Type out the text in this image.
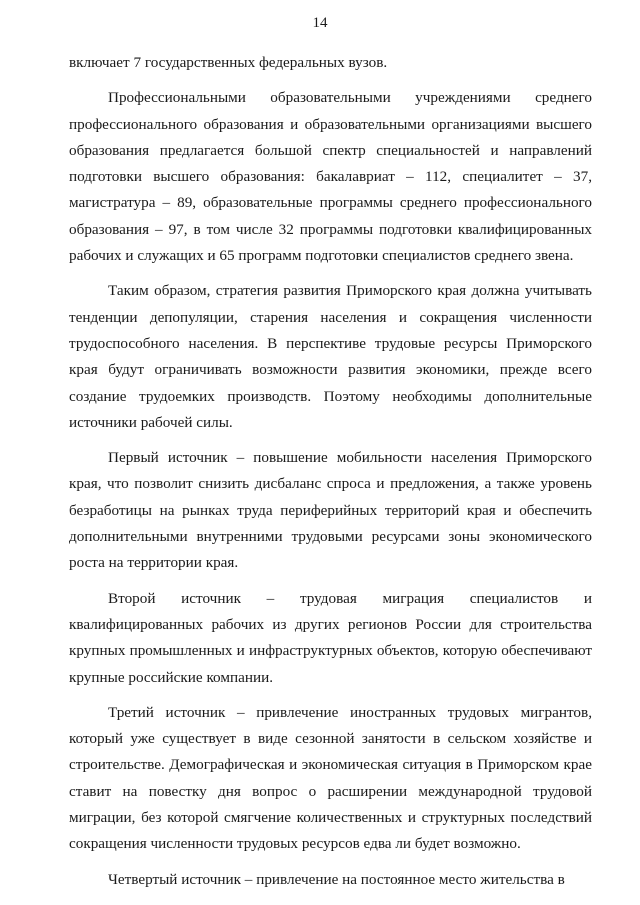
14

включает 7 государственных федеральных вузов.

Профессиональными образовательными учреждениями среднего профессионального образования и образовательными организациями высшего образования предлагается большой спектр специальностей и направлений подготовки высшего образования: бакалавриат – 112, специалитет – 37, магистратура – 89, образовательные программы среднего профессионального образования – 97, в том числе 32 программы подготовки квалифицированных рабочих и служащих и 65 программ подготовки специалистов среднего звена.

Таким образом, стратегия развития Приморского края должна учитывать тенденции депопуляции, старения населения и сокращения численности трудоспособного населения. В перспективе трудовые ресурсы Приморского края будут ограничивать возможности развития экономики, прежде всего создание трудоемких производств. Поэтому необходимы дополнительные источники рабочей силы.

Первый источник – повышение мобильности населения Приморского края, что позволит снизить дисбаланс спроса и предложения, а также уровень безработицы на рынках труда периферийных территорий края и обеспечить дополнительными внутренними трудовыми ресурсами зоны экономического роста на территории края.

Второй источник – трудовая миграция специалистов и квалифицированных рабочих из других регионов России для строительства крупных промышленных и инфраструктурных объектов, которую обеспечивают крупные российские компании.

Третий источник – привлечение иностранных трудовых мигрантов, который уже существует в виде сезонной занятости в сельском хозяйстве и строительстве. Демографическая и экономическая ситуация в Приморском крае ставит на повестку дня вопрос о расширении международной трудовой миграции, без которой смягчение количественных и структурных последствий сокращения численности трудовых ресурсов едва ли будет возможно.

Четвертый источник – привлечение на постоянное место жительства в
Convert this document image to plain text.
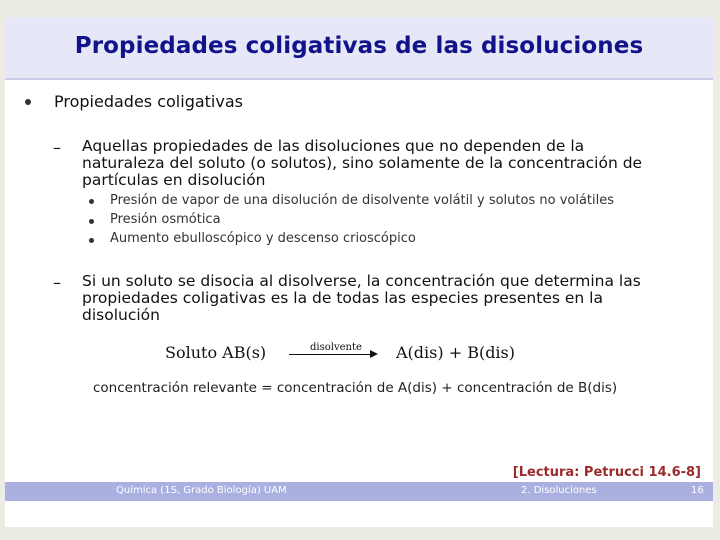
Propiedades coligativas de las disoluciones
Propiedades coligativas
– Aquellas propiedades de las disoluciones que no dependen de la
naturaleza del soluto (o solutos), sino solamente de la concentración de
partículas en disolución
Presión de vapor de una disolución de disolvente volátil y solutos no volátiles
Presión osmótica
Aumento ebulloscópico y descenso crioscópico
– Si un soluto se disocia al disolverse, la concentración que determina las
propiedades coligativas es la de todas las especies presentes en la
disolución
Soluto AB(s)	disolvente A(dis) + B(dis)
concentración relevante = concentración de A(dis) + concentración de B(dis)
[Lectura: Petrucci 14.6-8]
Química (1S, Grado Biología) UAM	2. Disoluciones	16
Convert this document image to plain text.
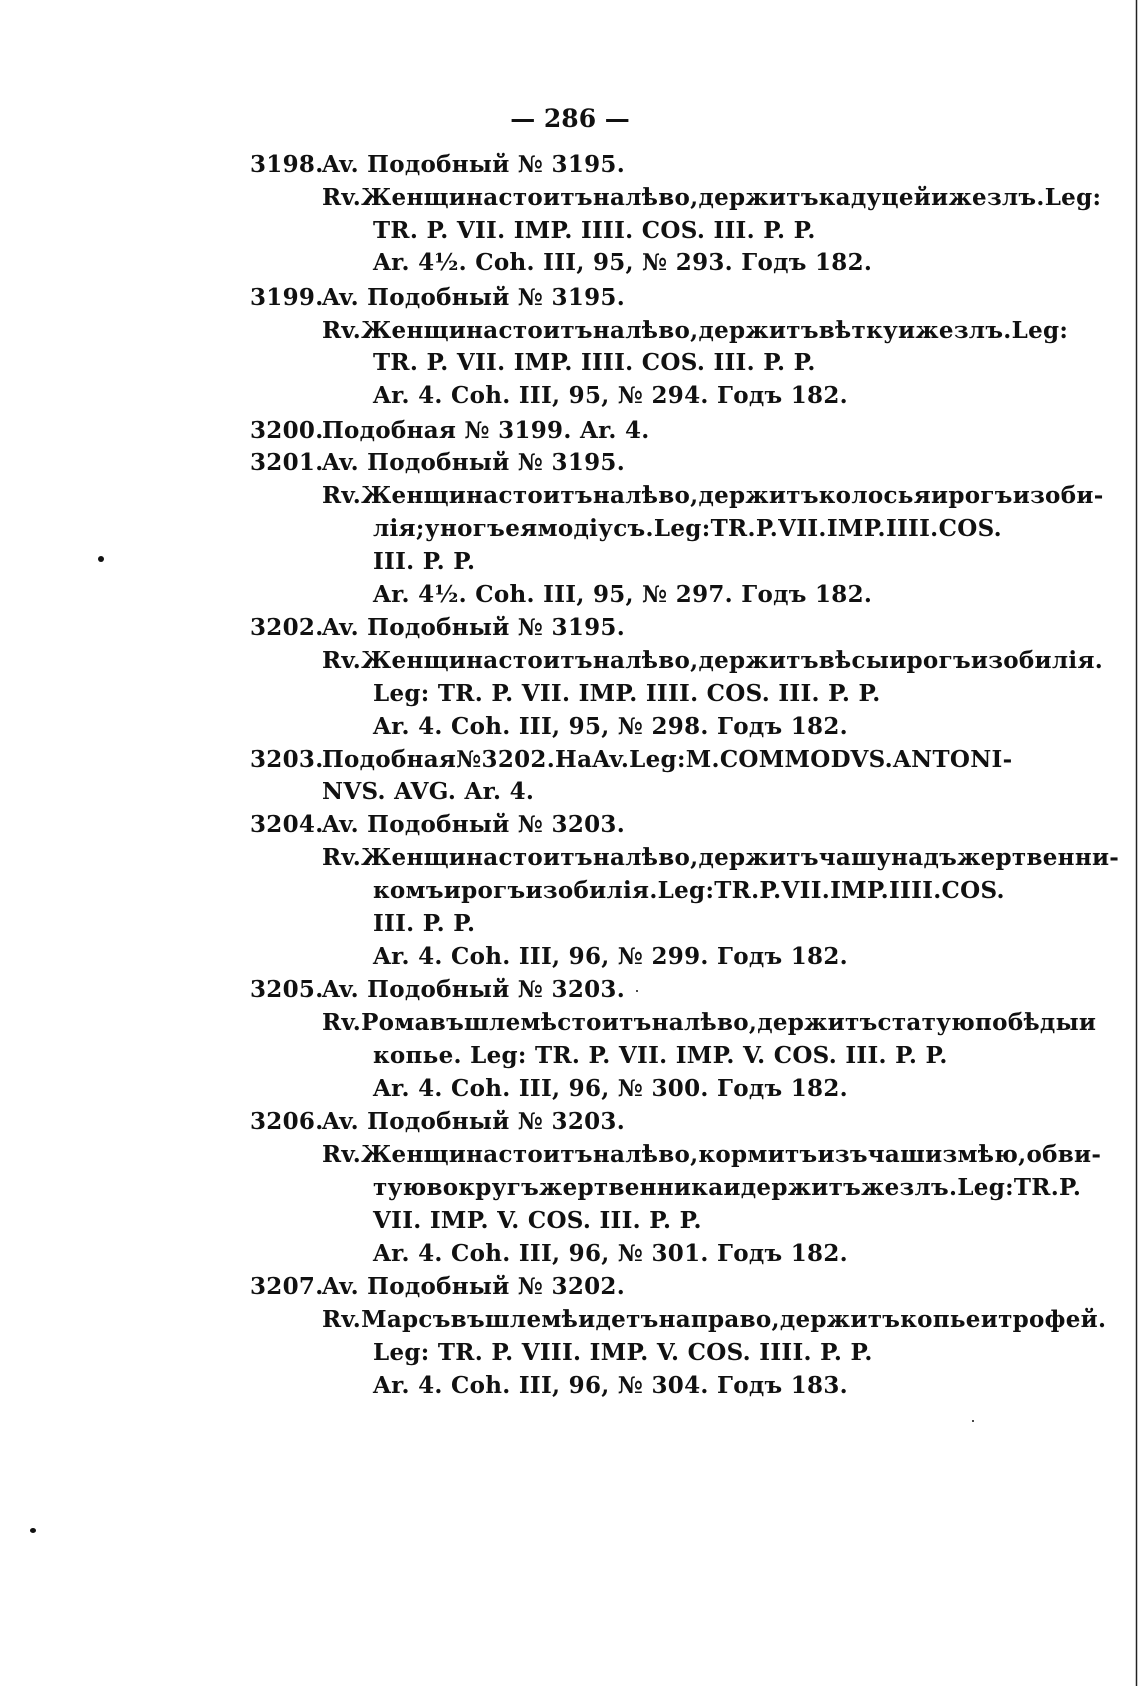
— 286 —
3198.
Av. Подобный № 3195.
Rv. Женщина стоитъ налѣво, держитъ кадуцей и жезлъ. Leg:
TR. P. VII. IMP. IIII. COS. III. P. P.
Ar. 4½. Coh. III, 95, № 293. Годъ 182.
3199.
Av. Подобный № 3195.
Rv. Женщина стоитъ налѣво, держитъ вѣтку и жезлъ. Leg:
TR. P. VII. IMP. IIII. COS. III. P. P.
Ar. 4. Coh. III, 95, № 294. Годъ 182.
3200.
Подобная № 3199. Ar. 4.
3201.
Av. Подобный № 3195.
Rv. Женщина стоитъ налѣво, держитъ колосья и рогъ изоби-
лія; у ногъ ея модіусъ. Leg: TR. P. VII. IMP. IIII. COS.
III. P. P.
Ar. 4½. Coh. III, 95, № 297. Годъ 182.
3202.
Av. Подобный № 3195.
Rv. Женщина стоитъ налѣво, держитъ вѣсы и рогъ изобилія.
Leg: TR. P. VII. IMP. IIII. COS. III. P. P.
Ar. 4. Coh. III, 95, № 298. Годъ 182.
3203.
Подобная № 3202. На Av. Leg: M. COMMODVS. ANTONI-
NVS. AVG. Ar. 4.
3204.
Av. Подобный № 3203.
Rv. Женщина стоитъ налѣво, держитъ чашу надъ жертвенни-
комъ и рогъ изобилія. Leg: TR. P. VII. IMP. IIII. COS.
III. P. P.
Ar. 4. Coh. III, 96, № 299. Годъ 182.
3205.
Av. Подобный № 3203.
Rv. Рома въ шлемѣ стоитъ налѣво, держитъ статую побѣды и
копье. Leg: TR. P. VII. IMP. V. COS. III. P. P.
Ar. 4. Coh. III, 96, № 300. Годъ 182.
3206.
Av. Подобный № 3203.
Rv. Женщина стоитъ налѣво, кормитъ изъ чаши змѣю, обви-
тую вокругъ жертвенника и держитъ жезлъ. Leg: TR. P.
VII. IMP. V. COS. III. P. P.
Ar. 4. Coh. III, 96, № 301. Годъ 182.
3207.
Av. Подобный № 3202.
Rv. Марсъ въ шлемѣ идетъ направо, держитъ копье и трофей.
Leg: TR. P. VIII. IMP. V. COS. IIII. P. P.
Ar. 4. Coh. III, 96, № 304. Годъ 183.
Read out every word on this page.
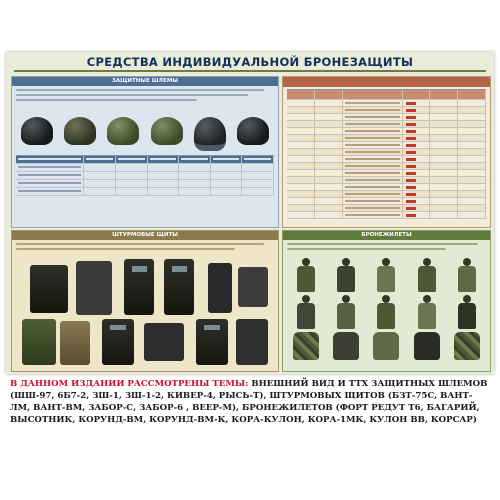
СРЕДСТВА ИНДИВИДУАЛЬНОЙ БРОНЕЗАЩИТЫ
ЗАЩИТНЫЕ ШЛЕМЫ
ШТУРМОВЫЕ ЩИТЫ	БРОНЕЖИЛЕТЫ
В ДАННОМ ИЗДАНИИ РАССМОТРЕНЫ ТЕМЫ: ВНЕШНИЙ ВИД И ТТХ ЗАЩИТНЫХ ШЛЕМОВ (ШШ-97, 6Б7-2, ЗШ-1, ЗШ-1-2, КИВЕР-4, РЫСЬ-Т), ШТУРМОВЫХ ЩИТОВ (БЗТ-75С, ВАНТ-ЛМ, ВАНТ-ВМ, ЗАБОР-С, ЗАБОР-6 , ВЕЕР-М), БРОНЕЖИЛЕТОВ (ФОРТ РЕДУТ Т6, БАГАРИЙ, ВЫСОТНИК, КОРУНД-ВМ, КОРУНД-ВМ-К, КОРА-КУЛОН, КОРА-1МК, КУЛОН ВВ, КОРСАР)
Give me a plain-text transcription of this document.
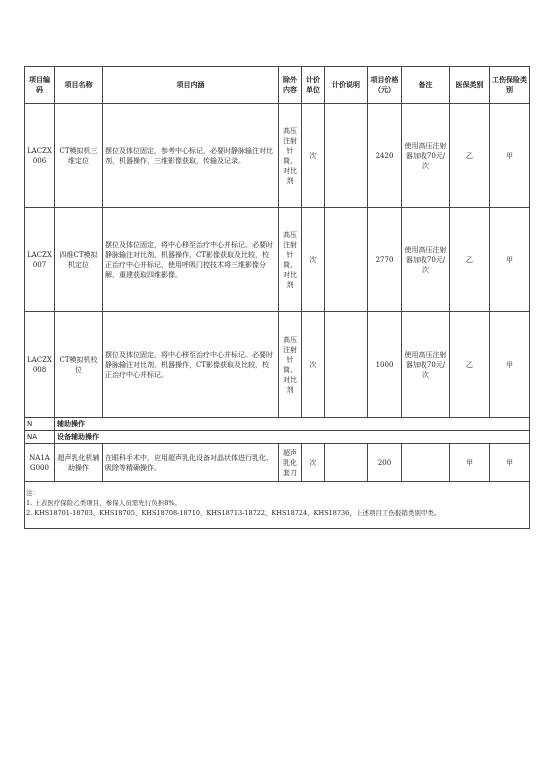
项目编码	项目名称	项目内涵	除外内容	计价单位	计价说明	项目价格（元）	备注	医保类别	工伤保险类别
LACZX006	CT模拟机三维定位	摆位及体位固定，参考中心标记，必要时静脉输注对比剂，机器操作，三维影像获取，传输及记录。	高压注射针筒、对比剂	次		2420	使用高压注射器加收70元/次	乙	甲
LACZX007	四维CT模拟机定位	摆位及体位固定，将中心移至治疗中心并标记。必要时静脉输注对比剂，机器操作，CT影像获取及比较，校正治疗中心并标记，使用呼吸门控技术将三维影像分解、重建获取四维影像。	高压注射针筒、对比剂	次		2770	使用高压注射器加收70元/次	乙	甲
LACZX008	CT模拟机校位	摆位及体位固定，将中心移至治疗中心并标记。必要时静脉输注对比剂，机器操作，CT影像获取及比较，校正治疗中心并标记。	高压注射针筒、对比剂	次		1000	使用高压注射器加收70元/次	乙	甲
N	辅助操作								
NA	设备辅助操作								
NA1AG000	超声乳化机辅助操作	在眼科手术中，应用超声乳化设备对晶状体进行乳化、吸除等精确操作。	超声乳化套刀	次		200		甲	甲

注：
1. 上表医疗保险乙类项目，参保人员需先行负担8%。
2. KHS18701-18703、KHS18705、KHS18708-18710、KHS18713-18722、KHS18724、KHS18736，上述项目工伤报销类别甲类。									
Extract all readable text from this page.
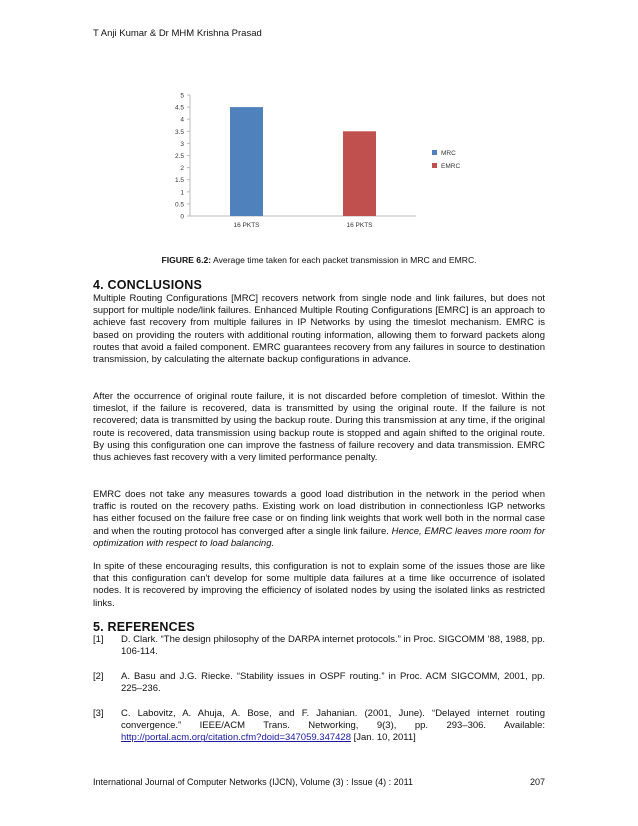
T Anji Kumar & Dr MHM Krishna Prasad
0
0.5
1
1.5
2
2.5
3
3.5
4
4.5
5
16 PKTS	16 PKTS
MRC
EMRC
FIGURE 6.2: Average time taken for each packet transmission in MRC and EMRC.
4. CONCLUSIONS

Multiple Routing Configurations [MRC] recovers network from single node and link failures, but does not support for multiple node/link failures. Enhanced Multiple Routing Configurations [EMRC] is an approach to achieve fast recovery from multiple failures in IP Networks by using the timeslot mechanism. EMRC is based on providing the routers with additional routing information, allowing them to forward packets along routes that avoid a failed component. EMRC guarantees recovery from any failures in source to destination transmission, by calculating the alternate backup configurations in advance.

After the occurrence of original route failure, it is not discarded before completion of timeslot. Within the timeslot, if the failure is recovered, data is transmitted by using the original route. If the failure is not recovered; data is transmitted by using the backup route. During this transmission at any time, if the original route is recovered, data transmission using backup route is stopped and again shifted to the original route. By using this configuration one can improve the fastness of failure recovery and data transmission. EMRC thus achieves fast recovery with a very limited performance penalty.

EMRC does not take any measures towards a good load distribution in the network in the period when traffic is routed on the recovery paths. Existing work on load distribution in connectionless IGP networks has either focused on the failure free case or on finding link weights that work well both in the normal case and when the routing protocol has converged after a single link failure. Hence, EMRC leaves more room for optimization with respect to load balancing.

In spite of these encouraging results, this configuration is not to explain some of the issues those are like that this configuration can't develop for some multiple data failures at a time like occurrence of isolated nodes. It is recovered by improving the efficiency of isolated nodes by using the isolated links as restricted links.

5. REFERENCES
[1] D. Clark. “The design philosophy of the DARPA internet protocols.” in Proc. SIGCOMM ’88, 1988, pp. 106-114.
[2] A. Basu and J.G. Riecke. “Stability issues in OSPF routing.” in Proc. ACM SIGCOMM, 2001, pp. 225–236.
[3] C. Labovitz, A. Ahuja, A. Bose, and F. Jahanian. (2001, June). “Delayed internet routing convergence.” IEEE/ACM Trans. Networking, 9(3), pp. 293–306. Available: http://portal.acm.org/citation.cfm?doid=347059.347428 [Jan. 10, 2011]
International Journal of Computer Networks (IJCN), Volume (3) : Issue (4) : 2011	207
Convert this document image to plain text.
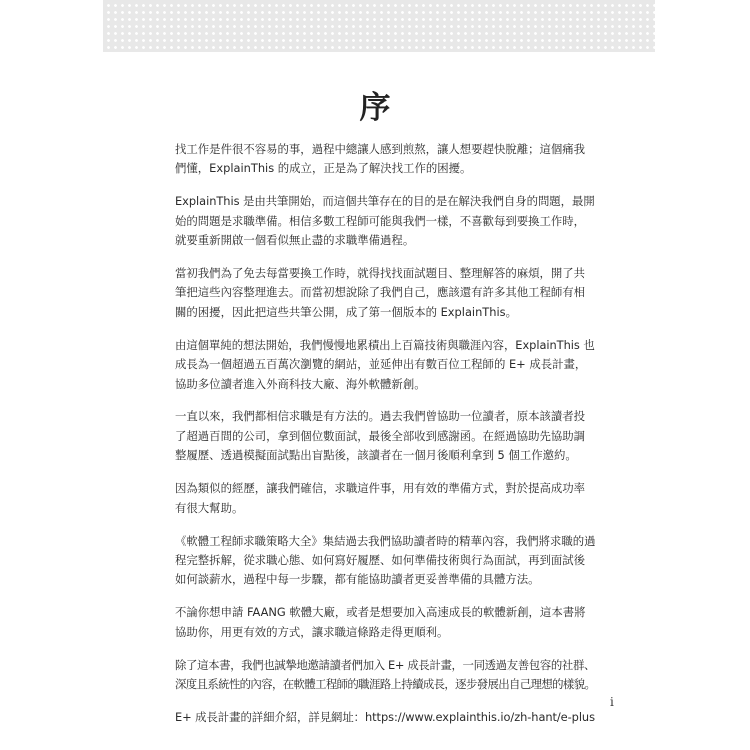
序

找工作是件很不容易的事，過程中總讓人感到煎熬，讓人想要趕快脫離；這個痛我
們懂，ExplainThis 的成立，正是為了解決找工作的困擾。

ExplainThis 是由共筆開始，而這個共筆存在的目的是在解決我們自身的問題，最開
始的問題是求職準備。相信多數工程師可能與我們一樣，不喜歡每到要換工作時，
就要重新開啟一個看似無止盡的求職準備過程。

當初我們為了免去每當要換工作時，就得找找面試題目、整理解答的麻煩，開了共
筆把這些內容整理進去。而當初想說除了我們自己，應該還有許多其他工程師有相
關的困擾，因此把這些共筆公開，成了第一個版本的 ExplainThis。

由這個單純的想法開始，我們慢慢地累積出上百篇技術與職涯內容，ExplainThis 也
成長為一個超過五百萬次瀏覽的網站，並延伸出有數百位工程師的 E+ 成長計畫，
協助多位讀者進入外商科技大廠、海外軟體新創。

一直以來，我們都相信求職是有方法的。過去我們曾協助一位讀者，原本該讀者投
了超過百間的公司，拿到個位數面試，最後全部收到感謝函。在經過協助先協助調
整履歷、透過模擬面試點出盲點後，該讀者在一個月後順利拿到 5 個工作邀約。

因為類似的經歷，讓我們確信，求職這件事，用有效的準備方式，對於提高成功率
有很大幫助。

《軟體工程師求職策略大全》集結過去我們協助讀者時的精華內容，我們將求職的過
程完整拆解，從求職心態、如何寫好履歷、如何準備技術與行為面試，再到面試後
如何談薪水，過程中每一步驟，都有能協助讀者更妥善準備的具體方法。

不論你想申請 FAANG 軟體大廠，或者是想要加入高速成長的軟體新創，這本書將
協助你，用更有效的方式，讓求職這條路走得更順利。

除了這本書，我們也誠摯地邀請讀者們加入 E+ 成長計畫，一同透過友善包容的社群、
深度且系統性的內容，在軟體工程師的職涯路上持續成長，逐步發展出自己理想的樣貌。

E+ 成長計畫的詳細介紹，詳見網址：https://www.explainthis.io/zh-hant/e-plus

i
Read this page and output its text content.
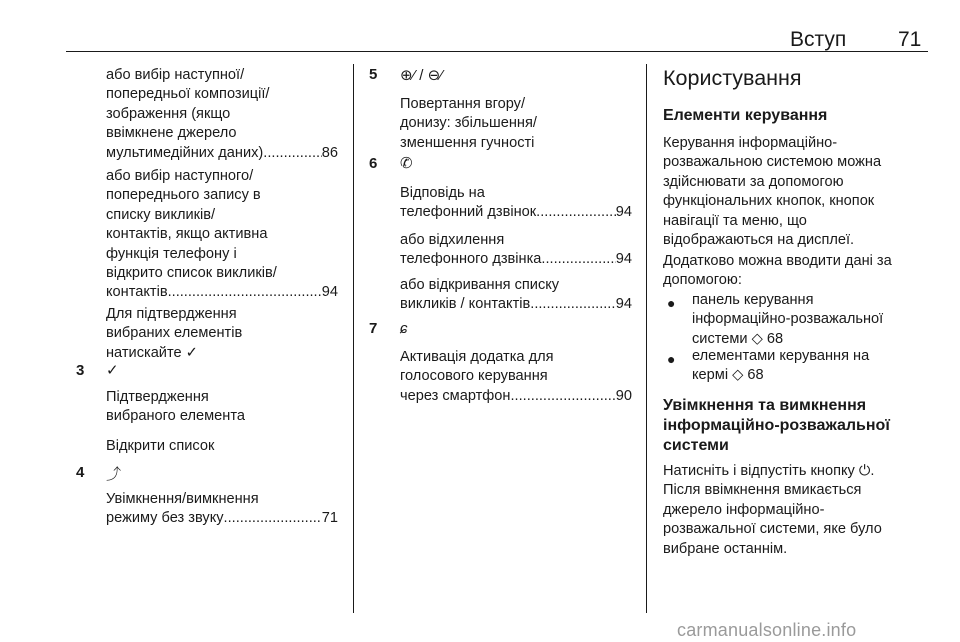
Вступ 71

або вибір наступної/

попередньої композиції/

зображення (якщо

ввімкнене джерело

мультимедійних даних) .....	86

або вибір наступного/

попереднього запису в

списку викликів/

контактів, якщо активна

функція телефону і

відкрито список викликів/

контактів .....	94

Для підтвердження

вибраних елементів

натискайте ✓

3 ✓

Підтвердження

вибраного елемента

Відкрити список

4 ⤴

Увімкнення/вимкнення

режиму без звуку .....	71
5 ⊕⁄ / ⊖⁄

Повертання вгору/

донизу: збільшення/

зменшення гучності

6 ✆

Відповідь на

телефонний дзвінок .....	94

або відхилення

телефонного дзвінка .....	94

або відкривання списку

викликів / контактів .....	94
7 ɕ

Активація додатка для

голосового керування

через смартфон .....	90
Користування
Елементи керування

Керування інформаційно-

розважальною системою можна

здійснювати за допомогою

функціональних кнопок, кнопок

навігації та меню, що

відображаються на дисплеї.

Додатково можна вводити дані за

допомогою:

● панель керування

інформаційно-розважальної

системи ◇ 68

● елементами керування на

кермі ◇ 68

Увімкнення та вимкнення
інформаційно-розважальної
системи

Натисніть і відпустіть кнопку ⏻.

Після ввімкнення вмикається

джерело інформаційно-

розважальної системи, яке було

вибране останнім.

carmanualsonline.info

● **REQUIREMENTS**: Wherever "必要时静脉输注对比剂" shows up in a line, copy that line.

● **EXERCISE RESPONSE**:
LACZX006	CT模拟机三维定位	摆位及体位固定，参考中心标记，必要时静脉输注对比剂，机器操作，三维影像获取，传输及记录。	高压注射针筒、对比剂	次		2420	使用高压注射器加收70元/次	乙	甲
LACZX007	四维CT模拟机定位	摆位及体位固定，将中心移至治疗中心并标记。必要时静脉输注对比剂，机器操作，CT影像获取及比较，校正治疗中心并标记，使用呼吸门控技术将三维影像分解、重建获取四维影像。	高压注射针筒、对比剂	次		2770	使用高压注射器加收70元/次	乙	甲
LACZX008	CT模拟机校位	摆位及体位固定，将中心移至治疗中心并标记。必要时静脉输注对比剂，机器操作，CT影像获取及比较，校正治疗中心并标记。	高压注射针筒、对比剂	次		1000	使用高压注射器加收70元/次	乙	甲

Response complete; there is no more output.